-- Your goal --
Among the lines below, list those containing the string "smoothed".

-- Available data --
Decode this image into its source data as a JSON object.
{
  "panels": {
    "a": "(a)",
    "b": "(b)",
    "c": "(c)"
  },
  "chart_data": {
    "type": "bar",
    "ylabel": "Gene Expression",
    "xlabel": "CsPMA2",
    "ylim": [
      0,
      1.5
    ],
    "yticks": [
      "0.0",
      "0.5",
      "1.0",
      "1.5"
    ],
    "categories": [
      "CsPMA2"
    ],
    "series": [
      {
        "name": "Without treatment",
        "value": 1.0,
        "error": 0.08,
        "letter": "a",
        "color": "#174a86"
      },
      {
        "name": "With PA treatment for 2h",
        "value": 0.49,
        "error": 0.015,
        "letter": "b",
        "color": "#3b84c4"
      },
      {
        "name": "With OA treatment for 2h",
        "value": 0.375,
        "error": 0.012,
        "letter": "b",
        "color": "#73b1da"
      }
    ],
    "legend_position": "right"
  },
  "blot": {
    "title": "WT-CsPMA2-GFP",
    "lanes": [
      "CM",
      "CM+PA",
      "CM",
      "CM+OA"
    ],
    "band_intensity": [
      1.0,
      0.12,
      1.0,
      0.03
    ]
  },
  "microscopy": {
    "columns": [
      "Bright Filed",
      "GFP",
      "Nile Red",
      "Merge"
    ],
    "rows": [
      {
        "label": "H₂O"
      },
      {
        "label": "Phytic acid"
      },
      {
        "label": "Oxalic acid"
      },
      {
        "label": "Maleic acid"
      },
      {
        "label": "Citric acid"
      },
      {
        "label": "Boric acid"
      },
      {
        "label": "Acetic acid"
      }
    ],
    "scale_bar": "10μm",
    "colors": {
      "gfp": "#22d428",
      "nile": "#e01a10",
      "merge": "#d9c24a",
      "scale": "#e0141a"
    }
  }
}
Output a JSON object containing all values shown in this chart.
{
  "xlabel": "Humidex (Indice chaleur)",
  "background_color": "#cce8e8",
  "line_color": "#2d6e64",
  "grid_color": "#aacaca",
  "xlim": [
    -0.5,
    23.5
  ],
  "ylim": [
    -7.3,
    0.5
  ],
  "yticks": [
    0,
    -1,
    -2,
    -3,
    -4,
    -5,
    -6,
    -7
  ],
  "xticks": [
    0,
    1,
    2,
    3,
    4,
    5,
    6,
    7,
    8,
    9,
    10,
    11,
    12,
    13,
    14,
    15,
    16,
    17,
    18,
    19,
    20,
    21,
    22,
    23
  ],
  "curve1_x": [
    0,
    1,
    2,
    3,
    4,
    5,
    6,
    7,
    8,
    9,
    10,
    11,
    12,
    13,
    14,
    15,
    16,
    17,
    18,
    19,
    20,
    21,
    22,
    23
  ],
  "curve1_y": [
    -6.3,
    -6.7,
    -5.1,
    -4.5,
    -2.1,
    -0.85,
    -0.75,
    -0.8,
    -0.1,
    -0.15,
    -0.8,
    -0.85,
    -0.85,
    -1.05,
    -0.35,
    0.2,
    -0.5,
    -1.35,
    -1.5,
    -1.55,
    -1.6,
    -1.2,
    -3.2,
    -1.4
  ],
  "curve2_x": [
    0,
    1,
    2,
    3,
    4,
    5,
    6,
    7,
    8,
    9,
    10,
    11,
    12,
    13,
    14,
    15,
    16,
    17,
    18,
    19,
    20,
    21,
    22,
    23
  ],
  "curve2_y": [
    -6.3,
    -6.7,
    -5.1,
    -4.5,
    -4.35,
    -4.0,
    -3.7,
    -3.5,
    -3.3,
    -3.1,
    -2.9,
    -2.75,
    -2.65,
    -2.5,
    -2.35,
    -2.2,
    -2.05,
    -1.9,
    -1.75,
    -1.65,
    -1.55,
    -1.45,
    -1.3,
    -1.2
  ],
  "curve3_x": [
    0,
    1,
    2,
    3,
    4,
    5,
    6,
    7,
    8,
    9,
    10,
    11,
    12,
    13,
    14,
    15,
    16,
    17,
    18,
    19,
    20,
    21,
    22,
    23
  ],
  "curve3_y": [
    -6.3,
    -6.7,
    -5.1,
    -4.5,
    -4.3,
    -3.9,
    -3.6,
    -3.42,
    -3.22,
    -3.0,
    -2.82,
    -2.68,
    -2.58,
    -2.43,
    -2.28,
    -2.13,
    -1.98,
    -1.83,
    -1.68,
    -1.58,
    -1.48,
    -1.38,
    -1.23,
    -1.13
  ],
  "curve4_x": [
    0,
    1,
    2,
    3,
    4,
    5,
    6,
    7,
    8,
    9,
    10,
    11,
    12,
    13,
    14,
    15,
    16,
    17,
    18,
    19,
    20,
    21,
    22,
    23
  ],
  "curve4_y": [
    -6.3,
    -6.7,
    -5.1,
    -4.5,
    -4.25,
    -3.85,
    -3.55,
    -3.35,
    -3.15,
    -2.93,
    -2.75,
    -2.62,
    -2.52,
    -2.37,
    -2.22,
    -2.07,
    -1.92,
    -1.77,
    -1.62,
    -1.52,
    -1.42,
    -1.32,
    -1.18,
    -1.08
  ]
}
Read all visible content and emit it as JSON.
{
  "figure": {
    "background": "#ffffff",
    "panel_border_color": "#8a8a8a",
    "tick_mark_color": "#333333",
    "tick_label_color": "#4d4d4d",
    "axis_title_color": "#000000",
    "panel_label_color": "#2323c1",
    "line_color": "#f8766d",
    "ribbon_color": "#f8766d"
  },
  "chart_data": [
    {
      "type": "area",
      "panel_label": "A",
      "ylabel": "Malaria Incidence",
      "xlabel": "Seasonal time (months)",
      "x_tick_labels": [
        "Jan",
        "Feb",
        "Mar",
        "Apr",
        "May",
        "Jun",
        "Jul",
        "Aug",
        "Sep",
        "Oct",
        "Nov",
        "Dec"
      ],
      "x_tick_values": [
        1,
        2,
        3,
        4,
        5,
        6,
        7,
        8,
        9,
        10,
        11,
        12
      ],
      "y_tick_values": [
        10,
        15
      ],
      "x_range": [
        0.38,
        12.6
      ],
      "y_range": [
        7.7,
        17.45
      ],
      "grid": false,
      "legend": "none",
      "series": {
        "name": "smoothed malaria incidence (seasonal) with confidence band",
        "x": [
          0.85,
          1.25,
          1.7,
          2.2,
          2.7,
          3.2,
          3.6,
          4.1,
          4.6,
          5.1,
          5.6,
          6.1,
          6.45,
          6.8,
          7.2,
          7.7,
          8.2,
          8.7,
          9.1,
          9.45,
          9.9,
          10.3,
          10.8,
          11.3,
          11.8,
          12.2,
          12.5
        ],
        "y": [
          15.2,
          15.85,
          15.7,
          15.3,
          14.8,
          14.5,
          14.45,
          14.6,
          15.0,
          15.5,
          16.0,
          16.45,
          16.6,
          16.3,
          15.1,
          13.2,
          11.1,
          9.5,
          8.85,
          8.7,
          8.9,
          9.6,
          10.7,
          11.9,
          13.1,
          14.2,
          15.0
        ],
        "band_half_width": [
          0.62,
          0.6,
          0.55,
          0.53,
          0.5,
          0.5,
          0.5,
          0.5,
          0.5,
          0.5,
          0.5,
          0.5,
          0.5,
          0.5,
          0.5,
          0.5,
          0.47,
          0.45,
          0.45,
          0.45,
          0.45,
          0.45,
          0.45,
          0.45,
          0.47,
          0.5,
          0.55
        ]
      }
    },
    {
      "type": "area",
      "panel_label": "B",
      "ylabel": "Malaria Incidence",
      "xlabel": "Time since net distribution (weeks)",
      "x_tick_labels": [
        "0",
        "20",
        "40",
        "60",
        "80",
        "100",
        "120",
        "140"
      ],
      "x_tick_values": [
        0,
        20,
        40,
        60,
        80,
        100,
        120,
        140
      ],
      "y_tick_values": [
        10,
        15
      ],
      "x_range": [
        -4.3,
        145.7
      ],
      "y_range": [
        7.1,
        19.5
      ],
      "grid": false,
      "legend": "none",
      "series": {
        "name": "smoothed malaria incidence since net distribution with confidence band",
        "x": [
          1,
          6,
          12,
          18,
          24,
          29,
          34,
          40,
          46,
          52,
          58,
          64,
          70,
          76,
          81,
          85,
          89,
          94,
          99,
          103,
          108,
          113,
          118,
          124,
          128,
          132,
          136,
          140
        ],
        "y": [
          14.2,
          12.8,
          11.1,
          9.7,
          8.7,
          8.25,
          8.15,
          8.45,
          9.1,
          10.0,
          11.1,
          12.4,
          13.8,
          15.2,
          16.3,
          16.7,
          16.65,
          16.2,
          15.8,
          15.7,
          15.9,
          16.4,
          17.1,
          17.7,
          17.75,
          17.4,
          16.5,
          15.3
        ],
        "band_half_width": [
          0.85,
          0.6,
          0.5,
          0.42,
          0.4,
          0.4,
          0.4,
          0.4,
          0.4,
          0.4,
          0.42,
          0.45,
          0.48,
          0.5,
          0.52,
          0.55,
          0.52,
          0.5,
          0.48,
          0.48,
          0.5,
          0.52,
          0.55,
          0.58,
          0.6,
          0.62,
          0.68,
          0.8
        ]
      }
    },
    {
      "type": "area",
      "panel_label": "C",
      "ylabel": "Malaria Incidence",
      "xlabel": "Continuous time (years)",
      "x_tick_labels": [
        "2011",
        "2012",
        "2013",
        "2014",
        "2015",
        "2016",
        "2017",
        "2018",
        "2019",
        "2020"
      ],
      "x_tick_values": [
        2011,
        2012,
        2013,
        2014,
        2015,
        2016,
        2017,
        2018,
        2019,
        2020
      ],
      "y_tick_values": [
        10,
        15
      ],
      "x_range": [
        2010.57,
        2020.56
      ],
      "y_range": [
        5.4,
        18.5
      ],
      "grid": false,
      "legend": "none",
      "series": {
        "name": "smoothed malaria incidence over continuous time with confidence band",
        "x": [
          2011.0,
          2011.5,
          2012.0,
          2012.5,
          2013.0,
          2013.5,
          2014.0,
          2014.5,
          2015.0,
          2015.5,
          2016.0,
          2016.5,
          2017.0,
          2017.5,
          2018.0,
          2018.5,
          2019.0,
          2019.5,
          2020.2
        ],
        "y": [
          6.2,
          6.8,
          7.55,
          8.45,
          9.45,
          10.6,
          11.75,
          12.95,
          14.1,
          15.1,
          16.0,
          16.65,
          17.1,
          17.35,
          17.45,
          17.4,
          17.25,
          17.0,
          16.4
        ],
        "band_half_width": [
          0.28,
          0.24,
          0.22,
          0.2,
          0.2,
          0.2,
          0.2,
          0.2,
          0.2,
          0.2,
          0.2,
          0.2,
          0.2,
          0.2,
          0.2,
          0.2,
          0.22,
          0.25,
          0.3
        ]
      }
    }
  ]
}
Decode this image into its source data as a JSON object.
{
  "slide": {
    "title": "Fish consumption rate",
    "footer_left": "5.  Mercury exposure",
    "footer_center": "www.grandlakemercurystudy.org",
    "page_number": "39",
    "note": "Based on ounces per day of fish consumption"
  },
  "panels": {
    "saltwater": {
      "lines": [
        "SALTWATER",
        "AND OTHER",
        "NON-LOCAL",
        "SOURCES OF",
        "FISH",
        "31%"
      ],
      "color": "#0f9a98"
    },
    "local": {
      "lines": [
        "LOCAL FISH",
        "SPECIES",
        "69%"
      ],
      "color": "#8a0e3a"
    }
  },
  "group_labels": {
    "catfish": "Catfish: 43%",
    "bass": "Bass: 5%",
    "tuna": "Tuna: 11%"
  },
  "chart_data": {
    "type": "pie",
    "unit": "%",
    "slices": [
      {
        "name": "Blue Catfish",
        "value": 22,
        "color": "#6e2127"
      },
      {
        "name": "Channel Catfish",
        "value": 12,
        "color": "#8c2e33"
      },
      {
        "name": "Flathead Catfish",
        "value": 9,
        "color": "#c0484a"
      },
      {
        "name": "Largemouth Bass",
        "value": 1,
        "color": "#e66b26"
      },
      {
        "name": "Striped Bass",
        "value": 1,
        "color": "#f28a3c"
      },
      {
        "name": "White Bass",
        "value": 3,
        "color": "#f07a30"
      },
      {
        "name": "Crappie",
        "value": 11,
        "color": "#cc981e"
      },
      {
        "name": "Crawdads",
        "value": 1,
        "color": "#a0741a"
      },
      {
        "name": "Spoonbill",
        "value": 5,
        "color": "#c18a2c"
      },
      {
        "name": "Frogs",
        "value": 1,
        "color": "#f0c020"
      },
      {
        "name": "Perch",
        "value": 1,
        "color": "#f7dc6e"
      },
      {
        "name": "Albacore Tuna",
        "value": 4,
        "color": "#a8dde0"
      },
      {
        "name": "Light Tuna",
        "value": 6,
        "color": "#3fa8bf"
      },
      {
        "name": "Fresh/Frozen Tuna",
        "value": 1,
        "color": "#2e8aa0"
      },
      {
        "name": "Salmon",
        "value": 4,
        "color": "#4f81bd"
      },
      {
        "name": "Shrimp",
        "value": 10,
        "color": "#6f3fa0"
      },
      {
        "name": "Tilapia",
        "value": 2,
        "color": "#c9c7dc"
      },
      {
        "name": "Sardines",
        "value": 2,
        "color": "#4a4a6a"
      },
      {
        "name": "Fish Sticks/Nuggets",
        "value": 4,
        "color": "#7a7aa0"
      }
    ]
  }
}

-- Correct response --
        "name": "smoothed malaria incidence (seasonal) with confidence band",
        "name": "smoothed malaria incidence since net distribution with confidence band",
        "name": "smoothed malaria incidence over continuous time with confidence band",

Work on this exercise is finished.